§ **Stated task**:
In the records that follow, show each line where the word "JSON" is present.

§ **Records for the task**:
================

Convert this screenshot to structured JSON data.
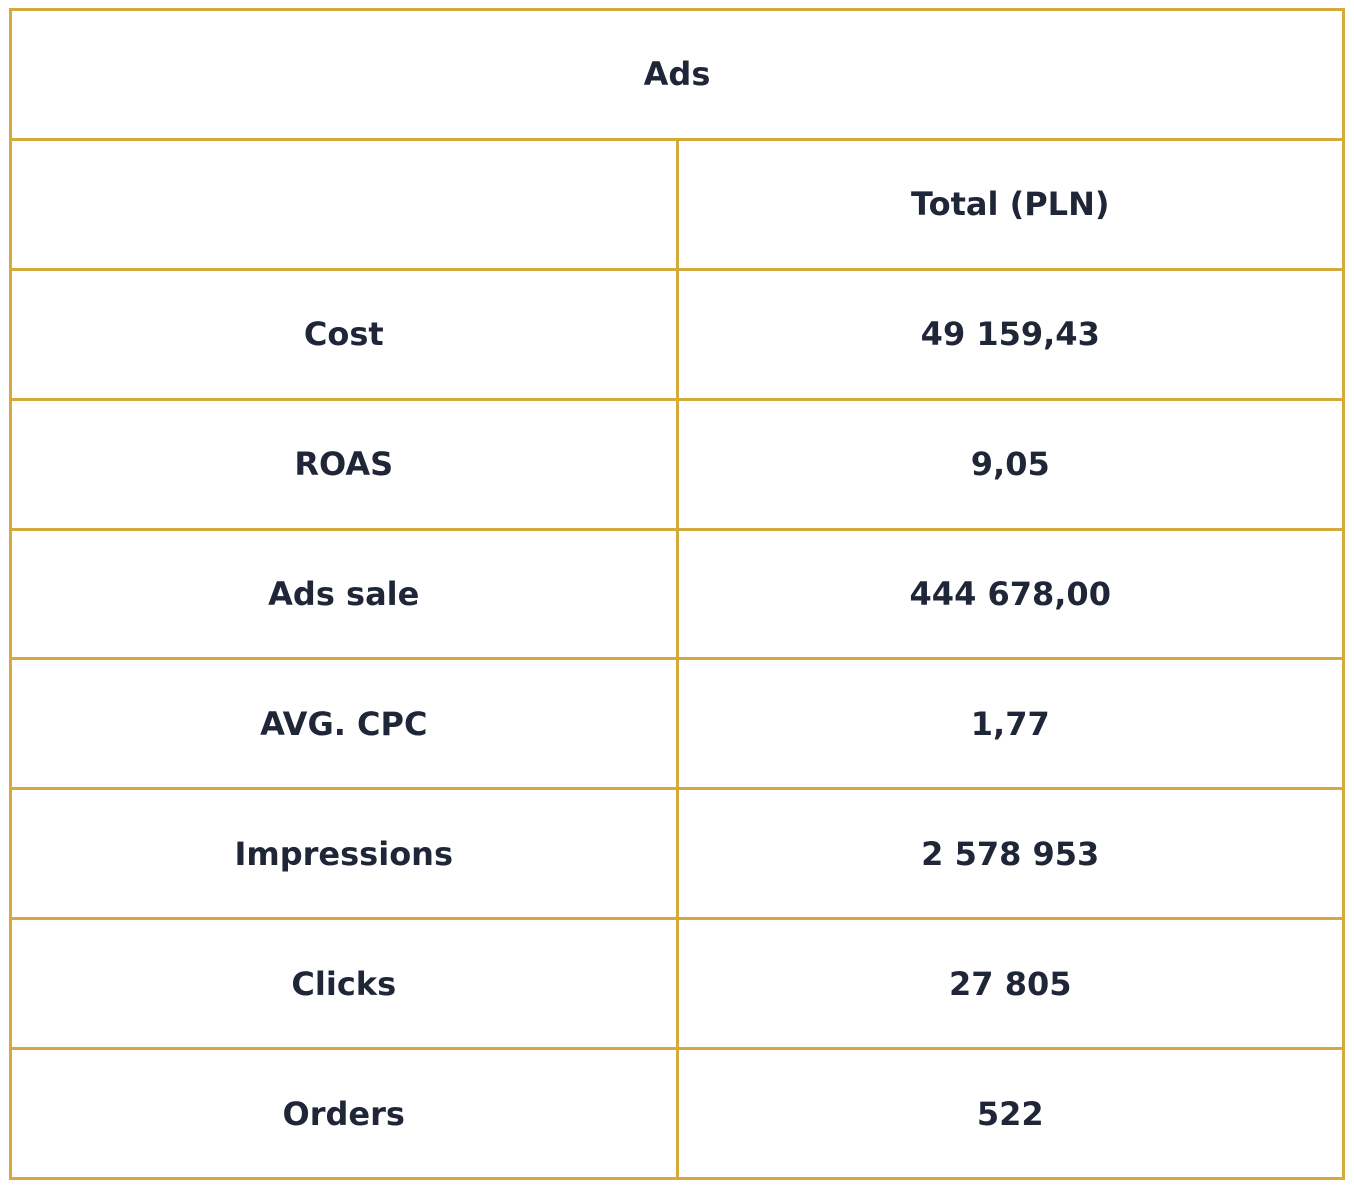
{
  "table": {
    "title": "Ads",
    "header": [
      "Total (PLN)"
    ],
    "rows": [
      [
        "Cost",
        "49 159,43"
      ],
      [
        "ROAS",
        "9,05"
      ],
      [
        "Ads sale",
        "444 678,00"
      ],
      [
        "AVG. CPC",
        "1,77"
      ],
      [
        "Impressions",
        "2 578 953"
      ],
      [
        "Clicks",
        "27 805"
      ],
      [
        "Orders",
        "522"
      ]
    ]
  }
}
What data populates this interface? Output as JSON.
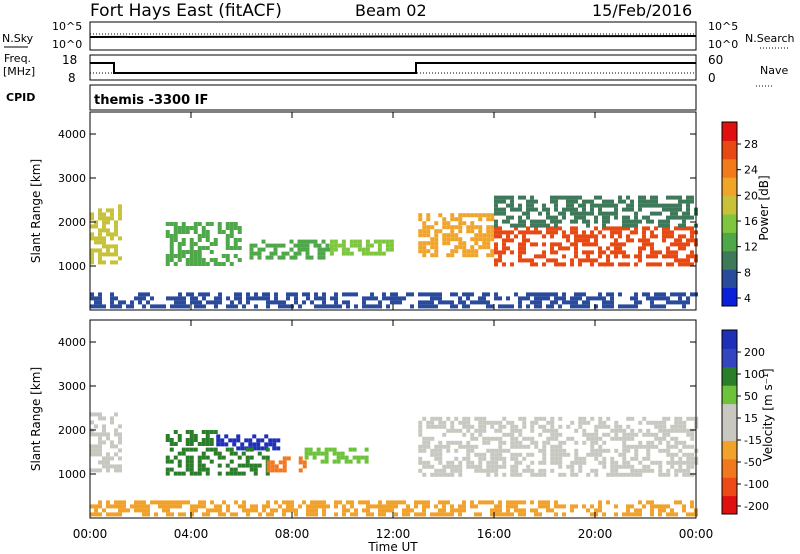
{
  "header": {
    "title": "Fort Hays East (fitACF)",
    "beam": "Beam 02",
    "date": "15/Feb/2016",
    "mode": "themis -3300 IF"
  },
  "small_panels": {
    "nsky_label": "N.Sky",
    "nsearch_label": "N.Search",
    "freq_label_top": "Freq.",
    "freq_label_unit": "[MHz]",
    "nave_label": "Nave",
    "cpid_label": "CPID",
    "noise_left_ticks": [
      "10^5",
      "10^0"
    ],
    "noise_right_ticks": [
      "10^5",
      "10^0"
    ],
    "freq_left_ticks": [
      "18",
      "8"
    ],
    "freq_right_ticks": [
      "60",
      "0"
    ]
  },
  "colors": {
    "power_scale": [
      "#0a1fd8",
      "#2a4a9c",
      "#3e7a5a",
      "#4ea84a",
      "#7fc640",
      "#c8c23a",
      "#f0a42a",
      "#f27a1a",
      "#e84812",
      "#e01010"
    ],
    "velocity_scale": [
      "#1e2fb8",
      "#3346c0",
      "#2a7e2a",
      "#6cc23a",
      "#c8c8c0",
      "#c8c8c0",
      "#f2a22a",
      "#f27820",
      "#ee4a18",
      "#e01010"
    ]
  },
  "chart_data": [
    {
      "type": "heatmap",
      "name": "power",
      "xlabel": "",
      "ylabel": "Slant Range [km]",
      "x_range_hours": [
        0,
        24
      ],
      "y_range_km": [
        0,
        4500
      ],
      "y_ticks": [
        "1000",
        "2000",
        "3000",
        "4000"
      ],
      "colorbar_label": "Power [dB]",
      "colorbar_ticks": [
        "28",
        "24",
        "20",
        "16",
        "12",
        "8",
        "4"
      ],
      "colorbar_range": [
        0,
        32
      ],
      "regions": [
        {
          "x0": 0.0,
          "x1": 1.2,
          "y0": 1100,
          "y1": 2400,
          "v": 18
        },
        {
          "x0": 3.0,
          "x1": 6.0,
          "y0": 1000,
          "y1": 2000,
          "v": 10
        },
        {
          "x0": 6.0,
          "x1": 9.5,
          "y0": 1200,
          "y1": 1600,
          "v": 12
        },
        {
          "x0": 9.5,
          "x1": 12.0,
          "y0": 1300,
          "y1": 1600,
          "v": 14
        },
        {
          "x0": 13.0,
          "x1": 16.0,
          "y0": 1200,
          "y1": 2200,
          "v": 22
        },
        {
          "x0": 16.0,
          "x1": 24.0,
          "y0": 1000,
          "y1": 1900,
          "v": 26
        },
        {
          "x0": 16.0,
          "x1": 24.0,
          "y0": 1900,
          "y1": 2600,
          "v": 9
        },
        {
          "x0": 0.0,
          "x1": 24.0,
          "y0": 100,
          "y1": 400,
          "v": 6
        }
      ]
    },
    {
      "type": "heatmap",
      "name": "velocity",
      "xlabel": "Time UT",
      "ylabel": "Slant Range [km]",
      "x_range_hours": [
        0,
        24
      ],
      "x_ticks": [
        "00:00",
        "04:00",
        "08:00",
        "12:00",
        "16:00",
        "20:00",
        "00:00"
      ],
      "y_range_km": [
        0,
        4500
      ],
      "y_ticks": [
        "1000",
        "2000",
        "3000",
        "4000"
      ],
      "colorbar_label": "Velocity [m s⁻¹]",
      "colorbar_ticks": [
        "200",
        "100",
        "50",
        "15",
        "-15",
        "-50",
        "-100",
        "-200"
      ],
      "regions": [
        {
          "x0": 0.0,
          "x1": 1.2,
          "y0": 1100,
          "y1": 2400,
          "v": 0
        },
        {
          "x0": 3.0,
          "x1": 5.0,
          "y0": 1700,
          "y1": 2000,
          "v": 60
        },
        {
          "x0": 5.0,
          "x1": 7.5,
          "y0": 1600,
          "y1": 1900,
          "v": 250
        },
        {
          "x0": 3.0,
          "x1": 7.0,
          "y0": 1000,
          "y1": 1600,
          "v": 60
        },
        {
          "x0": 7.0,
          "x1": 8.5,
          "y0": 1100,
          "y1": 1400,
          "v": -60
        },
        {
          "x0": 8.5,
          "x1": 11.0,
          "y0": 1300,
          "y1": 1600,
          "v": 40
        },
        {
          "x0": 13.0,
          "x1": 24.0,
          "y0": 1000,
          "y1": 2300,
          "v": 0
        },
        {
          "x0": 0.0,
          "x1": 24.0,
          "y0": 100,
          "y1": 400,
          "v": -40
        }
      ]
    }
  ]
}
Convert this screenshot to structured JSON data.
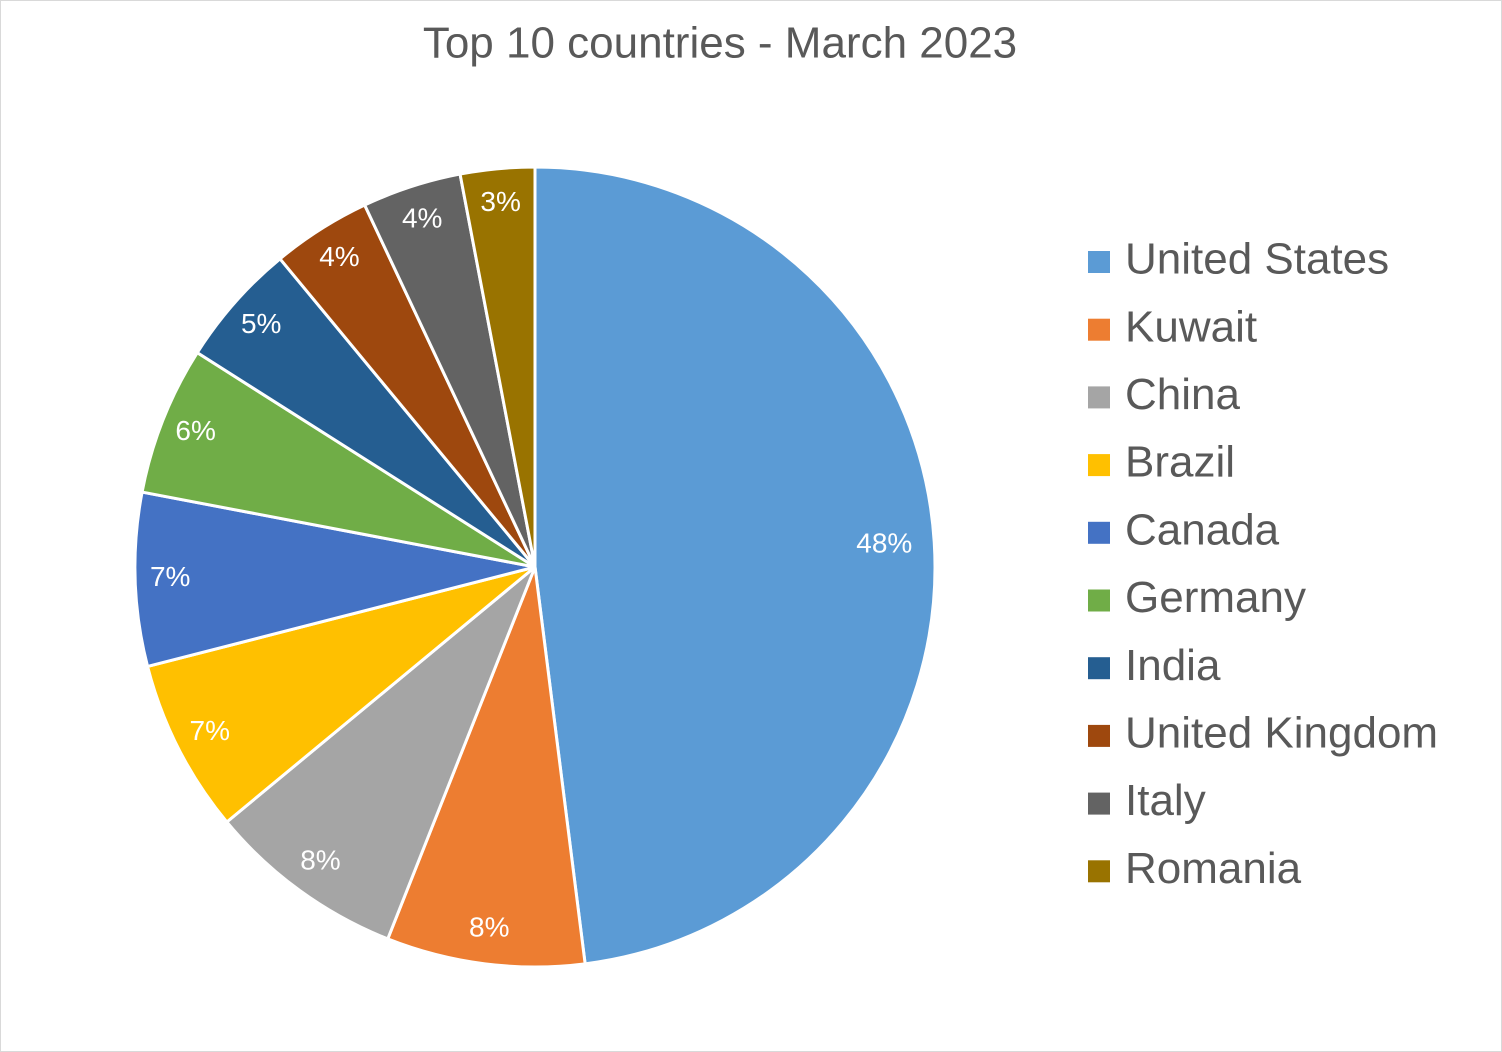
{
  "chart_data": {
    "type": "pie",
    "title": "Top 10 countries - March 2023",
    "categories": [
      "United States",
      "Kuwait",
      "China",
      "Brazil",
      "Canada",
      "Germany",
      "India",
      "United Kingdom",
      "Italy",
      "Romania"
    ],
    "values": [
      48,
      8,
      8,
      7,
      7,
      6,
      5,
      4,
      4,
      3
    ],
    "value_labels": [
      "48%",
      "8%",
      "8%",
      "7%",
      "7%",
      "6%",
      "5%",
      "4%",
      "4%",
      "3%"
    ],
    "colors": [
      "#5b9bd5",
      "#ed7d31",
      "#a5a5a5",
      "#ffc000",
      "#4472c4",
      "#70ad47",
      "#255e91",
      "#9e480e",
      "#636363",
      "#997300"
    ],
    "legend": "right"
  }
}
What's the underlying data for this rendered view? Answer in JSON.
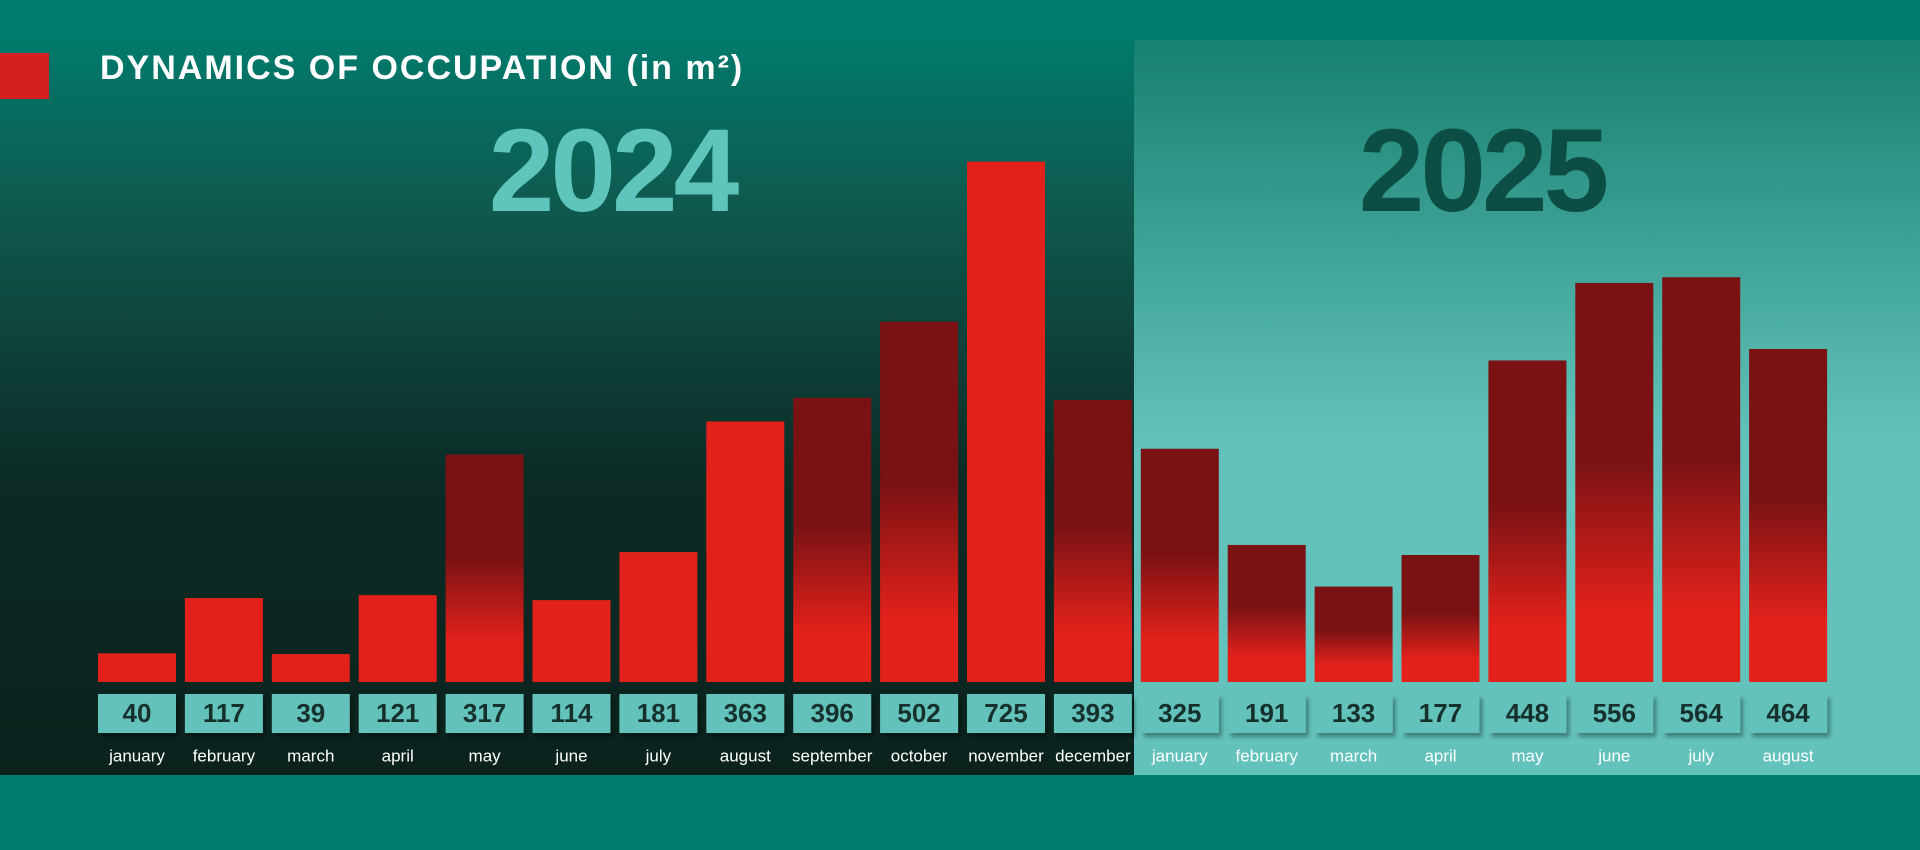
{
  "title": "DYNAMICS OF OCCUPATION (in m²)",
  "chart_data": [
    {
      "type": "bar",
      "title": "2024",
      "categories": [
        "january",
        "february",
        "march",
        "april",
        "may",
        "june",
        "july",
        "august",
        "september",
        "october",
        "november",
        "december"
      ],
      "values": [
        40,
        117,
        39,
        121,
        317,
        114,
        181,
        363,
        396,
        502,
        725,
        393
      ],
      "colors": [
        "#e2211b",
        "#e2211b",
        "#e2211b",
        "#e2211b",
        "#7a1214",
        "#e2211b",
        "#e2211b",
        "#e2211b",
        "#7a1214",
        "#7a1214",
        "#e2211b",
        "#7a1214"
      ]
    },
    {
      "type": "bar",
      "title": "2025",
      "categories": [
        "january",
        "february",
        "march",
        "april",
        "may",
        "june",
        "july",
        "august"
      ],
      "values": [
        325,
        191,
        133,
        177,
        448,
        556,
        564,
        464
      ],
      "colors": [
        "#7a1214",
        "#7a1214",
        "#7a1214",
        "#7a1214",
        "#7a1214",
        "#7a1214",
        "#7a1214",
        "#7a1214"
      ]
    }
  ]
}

================

§ **Final result**:
Convert this screenshot to structured JSON data.
What data populates this interface? Output as JSON.
Convert this screenshot to structured JSON data.
What's the underlying data for this rendered view? Answer in JSON.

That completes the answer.